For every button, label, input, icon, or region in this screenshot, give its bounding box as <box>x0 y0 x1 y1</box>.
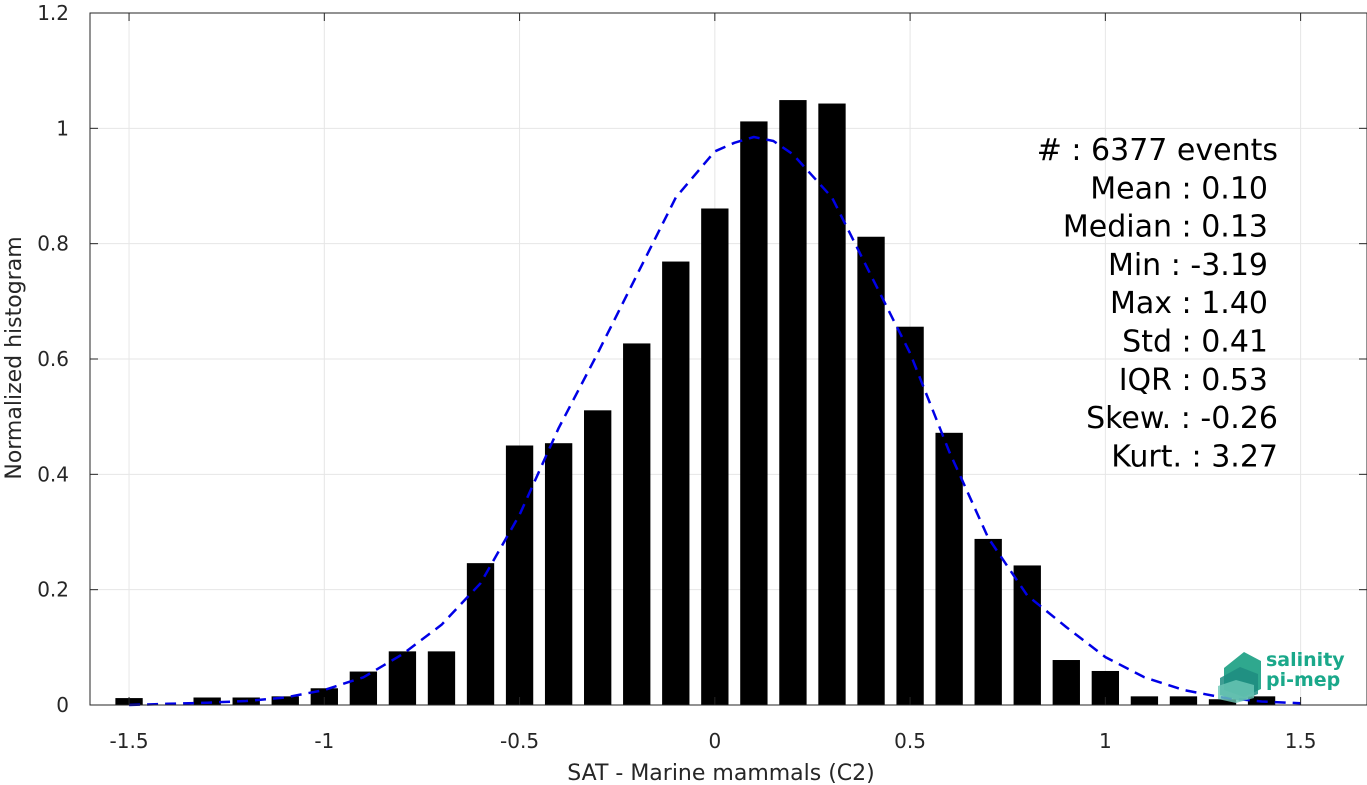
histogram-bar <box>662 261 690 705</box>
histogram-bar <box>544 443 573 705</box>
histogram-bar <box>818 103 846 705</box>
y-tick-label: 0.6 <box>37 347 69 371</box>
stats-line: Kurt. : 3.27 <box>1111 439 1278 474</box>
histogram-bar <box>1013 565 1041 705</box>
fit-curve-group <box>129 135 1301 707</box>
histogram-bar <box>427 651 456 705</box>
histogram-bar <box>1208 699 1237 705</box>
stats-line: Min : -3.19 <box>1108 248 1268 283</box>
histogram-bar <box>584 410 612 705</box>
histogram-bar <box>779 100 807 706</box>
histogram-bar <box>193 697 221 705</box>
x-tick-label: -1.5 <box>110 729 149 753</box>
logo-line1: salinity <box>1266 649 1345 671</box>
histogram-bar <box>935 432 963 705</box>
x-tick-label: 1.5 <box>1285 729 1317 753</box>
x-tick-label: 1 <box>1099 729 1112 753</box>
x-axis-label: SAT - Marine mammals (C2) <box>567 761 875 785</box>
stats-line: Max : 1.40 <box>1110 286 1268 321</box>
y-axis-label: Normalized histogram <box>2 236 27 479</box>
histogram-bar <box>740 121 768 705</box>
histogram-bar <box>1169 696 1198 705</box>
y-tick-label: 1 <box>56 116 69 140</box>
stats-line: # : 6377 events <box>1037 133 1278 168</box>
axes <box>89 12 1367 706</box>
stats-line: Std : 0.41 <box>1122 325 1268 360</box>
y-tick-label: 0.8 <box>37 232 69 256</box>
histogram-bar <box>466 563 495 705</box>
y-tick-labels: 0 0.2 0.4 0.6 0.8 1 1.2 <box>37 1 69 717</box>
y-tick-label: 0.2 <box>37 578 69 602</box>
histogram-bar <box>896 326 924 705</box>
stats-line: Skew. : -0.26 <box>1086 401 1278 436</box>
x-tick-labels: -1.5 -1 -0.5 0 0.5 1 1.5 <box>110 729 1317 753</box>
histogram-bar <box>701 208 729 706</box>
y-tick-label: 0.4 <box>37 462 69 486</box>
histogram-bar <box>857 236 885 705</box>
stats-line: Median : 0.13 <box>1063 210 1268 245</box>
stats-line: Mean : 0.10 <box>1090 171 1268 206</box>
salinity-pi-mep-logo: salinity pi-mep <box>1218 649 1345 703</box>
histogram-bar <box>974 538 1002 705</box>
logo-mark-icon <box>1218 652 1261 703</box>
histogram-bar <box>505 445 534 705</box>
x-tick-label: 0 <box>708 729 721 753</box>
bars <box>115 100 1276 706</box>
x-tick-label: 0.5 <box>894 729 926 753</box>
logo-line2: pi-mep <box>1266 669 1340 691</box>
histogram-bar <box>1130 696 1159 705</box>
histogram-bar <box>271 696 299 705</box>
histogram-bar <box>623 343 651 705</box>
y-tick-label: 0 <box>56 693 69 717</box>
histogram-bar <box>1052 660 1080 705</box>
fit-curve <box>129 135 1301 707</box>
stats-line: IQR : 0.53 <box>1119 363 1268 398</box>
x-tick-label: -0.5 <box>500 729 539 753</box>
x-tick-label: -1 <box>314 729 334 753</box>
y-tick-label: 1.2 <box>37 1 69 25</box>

---

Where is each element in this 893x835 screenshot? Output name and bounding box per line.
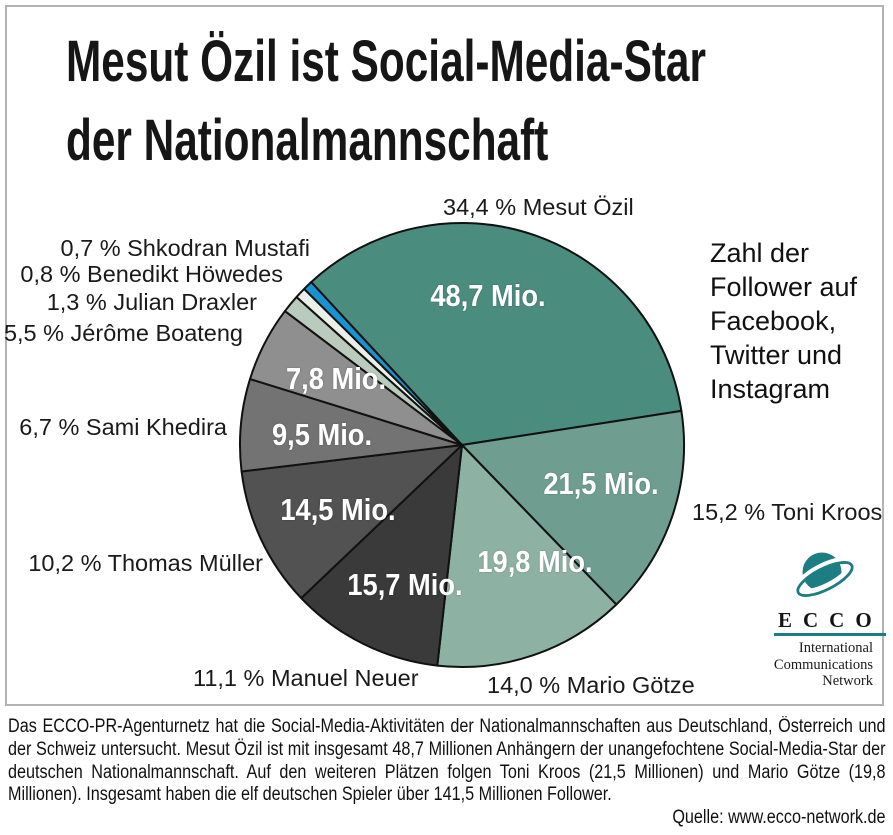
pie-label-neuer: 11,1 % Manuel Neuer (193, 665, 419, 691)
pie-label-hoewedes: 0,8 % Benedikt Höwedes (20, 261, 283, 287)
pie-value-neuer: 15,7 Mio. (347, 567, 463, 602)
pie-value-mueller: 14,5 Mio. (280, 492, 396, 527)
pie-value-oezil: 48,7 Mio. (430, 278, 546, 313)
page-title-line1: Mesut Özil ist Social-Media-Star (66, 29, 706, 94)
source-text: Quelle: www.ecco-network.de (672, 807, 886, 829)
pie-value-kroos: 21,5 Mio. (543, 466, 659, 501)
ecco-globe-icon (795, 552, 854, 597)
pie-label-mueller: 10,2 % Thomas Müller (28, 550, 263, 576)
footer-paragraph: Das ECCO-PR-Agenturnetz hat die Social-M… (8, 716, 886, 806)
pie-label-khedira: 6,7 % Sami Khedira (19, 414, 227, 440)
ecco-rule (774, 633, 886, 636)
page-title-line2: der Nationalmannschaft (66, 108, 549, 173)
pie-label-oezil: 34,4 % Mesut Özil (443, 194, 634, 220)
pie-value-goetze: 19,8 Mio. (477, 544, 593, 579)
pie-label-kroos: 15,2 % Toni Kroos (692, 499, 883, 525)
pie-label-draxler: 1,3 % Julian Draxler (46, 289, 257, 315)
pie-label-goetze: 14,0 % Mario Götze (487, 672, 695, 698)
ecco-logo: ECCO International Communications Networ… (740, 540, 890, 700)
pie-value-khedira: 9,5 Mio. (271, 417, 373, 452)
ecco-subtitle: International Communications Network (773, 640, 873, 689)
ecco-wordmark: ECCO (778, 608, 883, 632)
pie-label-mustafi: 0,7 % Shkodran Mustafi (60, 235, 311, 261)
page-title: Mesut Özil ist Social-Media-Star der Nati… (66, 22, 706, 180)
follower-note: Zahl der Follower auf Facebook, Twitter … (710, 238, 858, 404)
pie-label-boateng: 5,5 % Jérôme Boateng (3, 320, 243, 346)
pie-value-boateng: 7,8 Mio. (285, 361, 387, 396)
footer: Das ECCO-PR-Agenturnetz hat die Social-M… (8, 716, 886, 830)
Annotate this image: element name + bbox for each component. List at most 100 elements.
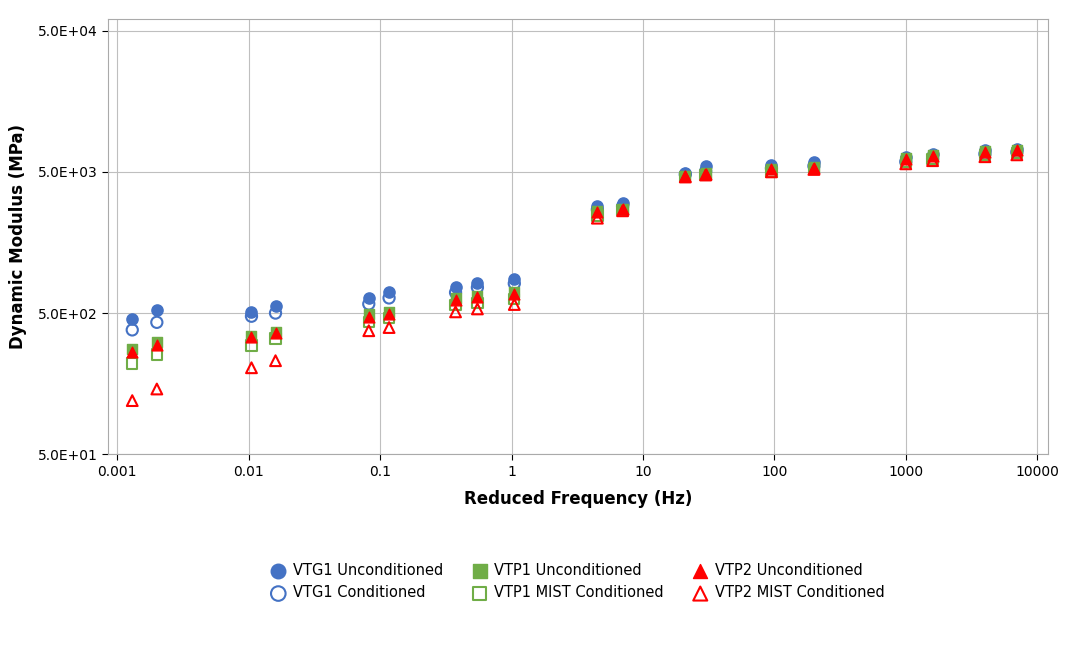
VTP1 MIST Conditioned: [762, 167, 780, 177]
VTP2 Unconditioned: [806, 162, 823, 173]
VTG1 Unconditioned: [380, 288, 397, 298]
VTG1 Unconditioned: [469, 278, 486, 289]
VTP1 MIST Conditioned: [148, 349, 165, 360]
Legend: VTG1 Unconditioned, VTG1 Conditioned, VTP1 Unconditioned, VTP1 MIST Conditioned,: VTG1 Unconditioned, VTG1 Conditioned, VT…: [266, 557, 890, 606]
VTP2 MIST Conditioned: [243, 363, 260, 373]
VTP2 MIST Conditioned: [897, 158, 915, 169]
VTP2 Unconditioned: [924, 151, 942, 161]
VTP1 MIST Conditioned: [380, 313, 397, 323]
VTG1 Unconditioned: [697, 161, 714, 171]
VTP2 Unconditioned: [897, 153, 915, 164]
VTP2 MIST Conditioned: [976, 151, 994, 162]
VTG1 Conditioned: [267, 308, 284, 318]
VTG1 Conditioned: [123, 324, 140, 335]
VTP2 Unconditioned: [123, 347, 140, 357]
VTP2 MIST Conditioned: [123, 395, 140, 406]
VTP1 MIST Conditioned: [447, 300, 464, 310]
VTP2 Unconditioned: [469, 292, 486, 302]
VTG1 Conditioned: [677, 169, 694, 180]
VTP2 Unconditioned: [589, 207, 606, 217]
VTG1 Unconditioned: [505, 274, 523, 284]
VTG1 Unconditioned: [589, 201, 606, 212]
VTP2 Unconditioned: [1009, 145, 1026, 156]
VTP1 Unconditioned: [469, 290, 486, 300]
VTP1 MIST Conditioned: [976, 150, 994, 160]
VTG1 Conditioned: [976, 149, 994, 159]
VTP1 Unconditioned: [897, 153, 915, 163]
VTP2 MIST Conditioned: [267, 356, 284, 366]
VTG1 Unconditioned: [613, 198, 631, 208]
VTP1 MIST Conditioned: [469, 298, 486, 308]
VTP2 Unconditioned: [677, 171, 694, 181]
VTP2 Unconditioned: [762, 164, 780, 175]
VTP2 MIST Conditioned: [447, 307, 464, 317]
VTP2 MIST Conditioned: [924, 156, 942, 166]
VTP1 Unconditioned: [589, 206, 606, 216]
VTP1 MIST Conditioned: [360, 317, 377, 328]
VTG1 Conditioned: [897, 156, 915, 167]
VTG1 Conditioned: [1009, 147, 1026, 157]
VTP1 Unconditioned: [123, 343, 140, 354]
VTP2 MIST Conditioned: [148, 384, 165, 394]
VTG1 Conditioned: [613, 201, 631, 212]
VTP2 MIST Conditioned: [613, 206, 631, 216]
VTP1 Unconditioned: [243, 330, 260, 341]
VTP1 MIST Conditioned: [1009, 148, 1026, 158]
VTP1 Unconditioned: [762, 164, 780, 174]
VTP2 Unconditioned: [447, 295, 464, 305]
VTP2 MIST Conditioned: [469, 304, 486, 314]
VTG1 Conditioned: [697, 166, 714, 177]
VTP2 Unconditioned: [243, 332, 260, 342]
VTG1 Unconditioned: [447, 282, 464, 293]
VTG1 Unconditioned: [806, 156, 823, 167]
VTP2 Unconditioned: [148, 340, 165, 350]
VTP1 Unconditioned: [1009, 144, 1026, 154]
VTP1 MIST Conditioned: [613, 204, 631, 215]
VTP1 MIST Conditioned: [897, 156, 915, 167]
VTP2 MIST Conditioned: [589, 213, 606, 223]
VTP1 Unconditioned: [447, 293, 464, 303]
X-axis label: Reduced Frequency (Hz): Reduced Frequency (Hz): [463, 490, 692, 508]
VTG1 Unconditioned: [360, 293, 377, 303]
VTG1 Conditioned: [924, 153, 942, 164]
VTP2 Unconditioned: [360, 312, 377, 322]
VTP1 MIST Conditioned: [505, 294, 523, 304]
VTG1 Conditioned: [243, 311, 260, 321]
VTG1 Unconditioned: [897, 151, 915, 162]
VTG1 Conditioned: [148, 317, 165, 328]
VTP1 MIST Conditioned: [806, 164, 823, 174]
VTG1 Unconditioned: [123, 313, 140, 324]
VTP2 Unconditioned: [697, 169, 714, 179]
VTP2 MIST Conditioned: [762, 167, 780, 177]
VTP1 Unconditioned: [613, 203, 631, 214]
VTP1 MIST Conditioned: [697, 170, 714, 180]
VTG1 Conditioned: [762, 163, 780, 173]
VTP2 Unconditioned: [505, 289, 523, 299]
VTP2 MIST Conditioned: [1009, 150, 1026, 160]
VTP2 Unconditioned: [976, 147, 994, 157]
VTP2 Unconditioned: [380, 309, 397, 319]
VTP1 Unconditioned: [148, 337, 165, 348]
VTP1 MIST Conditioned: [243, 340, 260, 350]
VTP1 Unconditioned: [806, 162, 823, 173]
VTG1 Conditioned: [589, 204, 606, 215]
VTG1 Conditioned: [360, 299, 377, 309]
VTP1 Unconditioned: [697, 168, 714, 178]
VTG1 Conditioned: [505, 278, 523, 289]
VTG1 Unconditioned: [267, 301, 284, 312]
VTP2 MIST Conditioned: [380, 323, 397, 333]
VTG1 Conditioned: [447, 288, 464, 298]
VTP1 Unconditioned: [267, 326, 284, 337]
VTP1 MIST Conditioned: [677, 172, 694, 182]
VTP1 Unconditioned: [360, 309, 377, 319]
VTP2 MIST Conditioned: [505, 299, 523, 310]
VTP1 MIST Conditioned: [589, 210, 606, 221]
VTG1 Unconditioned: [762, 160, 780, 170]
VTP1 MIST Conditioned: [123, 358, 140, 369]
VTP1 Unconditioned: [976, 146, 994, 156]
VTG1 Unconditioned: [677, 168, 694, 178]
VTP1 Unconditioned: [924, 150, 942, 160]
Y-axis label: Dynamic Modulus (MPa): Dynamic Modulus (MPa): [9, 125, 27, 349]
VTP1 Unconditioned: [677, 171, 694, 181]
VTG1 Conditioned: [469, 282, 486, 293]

* * *

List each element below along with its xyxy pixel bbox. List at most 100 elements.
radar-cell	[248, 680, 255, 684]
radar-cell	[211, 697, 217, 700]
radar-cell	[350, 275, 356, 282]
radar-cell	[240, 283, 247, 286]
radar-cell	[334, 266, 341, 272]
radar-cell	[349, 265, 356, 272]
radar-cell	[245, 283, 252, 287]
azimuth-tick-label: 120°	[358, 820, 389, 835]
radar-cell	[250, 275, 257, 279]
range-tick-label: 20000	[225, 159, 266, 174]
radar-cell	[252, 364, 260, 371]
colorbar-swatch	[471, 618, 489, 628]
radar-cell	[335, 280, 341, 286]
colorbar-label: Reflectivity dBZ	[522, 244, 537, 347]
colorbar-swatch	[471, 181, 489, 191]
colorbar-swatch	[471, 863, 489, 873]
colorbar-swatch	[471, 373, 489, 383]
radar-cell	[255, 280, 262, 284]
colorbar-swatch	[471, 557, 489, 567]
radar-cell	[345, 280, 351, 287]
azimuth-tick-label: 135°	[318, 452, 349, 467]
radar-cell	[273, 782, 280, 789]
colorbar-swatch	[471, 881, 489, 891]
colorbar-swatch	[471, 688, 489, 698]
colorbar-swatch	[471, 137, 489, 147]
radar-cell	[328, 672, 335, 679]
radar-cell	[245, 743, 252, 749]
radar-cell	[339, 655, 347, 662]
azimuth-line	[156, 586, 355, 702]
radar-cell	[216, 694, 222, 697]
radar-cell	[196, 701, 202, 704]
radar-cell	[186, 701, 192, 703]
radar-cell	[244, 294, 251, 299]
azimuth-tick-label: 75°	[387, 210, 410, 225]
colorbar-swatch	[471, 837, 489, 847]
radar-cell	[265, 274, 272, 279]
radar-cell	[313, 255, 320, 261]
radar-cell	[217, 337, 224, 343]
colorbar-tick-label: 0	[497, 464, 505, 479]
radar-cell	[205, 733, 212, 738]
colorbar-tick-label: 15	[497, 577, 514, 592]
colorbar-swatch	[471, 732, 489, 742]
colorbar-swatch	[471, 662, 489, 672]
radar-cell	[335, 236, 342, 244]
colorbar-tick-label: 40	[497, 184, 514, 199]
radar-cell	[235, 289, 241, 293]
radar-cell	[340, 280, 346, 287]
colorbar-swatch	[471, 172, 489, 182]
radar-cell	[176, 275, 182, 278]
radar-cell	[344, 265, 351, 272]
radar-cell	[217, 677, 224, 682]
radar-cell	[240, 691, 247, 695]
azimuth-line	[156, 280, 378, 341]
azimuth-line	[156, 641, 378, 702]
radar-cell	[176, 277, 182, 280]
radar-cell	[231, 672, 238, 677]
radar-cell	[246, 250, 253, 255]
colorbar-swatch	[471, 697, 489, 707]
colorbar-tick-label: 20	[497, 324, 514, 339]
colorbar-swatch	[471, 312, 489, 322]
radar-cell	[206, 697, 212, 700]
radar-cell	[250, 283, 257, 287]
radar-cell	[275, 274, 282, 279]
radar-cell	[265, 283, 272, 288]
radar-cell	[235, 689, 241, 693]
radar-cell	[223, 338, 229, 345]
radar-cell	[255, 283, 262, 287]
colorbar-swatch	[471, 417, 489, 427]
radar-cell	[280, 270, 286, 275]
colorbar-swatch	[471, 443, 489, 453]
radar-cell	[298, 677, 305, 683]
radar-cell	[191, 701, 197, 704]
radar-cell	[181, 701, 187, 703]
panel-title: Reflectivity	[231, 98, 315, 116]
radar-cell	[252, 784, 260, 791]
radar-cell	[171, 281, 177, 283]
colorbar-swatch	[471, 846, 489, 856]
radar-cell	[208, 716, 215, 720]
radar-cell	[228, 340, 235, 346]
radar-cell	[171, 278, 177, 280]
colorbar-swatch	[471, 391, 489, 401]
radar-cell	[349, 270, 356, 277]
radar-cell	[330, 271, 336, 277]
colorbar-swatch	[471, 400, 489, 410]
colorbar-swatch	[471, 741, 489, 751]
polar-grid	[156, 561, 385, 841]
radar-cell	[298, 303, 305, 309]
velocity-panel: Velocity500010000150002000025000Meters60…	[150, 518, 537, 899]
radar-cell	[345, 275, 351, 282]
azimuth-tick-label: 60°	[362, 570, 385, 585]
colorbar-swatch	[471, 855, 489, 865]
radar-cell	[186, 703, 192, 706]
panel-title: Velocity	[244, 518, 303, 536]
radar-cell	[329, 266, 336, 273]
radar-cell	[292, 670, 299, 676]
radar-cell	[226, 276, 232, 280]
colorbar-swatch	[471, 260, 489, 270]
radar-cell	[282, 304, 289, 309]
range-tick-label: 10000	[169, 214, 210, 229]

■ **Instructions to follow**: Edit the material starting with the line with "List each element" and going on through the line with "159, 266, 174]", replacing "azimuth-tick-label" with "bearing-tick-label" and leaving everything else unchanged.

■ **Task solution**:
List each element below along with its xyxy pixel bbox. List at most 100 elements.
radar-cell	[248, 680, 255, 684]
radar-cell	[211, 697, 217, 700]
radar-cell	[350, 275, 356, 282]
radar-cell	[240, 283, 247, 286]
radar-cell	[334, 266, 341, 272]
radar-cell	[349, 265, 356, 272]
radar-cell	[245, 283, 252, 287]
bearing-tick-label: 120°	[358, 820, 389, 835]
radar-cell	[250, 275, 257, 279]
range-tick-label: 20000	[225, 159, 266, 174]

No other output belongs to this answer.